● **Requirements**:
Begin at the start of the records and stop after the line that contains "staticText: 中国移动 (48, 0, 108, 22)". Give those lines again with "收款" switched to "付款" and everything else unchanged.

● **Data for this exercise**:
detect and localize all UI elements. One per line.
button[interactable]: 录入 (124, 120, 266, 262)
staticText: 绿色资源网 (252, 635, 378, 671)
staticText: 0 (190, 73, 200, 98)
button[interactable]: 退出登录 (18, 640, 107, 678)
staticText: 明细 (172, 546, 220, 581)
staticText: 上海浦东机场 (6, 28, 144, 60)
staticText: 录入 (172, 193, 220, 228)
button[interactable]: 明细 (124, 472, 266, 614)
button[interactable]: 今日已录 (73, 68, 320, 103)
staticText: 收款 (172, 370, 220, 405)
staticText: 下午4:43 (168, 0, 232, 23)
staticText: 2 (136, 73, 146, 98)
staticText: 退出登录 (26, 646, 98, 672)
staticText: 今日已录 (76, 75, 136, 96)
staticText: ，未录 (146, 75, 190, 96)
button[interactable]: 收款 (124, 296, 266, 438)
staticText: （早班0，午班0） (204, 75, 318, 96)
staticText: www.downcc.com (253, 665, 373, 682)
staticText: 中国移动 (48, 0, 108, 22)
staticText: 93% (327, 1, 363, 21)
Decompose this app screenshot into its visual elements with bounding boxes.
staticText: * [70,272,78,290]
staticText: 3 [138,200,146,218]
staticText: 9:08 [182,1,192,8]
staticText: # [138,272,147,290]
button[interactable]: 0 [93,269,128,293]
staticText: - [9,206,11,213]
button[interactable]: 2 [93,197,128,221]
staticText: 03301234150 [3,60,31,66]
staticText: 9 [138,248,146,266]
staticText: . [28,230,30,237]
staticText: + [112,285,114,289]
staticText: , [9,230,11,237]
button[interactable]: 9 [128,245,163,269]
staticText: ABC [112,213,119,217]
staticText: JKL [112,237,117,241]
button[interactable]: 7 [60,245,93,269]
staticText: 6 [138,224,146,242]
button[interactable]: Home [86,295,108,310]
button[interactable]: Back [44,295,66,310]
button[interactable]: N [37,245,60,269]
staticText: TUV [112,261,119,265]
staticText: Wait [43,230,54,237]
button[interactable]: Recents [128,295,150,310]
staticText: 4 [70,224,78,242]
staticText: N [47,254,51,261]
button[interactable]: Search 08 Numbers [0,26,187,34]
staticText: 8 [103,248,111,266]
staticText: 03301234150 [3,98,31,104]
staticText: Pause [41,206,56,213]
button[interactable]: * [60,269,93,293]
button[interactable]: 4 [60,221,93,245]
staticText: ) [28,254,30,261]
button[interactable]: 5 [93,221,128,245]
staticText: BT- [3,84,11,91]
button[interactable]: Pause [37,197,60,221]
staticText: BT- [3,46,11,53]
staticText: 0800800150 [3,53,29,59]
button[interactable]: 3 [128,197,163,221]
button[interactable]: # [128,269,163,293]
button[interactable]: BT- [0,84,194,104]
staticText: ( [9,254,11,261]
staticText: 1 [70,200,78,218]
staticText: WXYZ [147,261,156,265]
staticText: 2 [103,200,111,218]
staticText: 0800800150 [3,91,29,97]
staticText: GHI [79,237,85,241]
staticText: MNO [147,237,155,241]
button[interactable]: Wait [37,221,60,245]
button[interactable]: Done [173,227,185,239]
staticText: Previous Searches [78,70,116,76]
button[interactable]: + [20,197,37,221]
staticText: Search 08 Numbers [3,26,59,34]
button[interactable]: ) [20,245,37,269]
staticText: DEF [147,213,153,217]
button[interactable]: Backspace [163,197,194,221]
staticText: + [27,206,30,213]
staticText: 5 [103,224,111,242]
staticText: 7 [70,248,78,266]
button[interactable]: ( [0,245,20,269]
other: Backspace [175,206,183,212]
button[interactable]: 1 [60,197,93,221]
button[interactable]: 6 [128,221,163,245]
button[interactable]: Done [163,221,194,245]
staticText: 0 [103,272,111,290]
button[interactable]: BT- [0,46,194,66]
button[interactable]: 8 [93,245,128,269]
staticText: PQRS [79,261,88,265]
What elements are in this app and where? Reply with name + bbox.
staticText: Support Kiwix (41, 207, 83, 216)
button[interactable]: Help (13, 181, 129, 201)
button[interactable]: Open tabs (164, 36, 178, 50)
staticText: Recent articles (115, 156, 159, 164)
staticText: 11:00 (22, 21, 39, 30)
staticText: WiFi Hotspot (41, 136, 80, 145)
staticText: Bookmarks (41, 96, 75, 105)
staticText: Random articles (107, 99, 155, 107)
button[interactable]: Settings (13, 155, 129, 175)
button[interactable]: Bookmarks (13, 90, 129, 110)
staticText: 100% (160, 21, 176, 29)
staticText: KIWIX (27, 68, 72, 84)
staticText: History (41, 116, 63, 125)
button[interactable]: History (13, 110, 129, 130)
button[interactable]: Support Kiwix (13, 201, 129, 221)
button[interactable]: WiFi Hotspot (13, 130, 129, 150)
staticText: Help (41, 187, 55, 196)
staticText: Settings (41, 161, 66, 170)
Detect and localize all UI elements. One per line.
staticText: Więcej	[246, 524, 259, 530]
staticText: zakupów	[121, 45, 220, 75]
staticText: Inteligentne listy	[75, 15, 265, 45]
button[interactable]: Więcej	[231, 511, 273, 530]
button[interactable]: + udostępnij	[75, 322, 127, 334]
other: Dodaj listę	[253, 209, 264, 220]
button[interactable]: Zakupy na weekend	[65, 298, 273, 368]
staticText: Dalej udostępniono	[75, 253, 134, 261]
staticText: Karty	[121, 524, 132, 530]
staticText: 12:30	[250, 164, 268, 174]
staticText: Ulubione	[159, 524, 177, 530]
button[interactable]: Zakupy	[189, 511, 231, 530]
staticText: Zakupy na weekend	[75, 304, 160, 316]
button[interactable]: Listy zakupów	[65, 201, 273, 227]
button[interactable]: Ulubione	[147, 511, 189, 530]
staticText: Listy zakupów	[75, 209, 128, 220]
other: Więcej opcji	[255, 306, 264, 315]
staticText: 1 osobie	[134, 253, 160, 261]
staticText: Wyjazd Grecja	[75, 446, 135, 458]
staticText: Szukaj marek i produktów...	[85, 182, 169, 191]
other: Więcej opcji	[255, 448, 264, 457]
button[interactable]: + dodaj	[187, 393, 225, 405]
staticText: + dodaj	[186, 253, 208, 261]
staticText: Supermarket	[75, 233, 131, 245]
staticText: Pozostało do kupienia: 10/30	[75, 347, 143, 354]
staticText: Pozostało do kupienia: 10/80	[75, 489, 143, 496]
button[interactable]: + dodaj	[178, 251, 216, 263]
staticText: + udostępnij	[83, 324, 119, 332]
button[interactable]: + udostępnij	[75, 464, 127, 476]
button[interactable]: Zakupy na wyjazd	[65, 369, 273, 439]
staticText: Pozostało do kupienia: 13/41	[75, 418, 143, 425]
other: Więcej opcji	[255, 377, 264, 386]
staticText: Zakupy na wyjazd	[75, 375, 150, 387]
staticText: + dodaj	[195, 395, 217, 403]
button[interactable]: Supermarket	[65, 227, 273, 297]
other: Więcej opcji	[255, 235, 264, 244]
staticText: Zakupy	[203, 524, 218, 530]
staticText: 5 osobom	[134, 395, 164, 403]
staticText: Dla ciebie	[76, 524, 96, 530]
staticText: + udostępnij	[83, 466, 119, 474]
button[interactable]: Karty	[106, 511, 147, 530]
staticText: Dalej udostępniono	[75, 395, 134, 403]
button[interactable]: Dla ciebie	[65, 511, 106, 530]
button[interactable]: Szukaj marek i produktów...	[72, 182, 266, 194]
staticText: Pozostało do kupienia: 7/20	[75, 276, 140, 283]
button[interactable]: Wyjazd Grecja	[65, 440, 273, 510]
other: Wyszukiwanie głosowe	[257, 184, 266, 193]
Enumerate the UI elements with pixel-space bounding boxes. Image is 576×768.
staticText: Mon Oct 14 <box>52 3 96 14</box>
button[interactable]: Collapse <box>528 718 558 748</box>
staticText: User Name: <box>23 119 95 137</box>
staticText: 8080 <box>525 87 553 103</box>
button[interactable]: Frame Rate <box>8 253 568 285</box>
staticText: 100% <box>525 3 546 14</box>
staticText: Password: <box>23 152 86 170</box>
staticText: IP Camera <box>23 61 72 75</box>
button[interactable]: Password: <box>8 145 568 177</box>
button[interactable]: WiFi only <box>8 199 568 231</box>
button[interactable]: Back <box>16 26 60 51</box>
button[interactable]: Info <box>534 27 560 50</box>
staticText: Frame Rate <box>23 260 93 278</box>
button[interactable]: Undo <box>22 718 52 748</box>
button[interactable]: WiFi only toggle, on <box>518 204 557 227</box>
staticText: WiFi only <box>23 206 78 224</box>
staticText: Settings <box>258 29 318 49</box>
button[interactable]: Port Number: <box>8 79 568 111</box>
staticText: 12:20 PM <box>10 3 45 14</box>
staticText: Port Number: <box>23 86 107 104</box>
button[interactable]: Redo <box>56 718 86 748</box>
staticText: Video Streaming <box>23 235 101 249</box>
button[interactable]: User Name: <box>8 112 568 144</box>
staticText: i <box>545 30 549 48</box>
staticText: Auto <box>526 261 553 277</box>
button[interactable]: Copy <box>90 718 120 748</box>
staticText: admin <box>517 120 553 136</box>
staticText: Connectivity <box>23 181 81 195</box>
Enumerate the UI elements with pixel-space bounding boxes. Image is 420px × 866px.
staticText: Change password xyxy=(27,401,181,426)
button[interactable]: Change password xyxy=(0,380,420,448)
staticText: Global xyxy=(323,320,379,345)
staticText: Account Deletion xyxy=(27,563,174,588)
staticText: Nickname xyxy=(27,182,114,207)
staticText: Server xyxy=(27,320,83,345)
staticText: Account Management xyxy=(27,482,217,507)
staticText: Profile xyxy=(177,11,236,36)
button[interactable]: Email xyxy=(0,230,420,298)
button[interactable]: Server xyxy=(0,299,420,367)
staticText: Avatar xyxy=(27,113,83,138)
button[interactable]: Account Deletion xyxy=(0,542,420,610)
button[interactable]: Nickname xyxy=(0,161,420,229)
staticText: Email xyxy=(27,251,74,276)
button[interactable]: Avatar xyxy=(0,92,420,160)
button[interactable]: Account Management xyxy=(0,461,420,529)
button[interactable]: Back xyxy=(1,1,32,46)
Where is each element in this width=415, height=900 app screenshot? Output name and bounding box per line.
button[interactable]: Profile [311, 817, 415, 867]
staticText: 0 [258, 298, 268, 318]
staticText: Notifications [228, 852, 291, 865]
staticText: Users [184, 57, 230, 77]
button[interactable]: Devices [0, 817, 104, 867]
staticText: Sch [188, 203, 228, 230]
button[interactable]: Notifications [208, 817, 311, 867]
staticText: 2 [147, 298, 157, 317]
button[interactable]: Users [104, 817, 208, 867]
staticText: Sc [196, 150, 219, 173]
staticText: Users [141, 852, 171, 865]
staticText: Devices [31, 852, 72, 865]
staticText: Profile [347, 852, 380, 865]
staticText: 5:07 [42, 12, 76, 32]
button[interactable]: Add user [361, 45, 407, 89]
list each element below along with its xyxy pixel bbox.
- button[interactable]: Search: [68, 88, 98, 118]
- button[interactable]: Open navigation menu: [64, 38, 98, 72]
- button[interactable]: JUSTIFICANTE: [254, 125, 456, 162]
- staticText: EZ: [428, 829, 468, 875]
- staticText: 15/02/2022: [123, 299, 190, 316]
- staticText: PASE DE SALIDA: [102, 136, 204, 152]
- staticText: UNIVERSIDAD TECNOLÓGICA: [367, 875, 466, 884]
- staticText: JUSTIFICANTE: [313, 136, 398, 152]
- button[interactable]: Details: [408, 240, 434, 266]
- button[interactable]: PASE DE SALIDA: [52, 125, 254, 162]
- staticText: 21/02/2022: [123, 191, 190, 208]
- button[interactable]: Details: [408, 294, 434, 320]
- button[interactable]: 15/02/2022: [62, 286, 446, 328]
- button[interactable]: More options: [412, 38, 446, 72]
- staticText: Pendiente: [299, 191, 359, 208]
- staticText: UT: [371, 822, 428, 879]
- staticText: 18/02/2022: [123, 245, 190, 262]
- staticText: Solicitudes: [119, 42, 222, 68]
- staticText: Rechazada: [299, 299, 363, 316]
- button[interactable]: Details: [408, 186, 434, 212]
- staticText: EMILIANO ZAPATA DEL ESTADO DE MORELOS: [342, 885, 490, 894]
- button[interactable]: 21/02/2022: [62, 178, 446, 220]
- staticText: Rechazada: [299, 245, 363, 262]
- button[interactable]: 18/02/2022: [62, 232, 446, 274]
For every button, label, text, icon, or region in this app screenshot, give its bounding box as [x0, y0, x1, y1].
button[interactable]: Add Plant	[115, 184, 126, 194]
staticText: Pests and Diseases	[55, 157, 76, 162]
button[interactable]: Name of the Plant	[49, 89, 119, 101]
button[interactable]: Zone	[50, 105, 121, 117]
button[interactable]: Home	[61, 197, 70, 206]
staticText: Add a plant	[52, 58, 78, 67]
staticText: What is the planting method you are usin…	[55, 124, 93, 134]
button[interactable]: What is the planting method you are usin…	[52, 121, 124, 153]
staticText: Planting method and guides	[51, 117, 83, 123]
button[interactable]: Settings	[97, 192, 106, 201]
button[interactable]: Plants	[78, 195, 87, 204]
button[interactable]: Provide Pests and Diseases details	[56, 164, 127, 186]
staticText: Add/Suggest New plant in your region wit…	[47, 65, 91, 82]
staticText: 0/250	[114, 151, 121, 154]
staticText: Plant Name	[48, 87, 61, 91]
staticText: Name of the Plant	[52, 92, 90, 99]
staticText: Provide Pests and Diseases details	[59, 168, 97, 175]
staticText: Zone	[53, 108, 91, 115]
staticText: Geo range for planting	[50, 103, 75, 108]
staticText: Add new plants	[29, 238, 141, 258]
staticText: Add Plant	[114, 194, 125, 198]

● **The result**:
detect and localize all UI elements. One per line.
button[interactable]: 录入 (124, 120, 266, 262)
staticText: 绿色资源网 (252, 635, 378, 671)
staticText: 0 (190, 73, 200, 98)
button[interactable]: 退出登录 (18, 640, 107, 678)
staticText: 明细 (172, 546, 220, 581)
staticText: 上海浦东机场 (6, 28, 144, 60)
staticText: 录入 (172, 193, 220, 228)
button[interactable]: 明细 (124, 472, 266, 614)
button[interactable]: 今日已录 (73, 68, 320, 103)
staticText: 付款 (172, 370, 220, 405)
staticText: 下午4:43 (168, 0, 232, 23)
staticText: 2 (136, 73, 146, 98)
staticText: 退出登录 (26, 646, 98, 672)
staticText: 今日已录 (76, 75, 136, 96)
staticText: ，未录 (146, 75, 190, 96)
button[interactable]: 付款 (124, 296, 266, 438)
staticText: （早班0，午班0） (204, 75, 318, 96)
staticText: www.downcc.com (253, 665, 373, 682)
staticText: 中国移动 (48, 0, 108, 22)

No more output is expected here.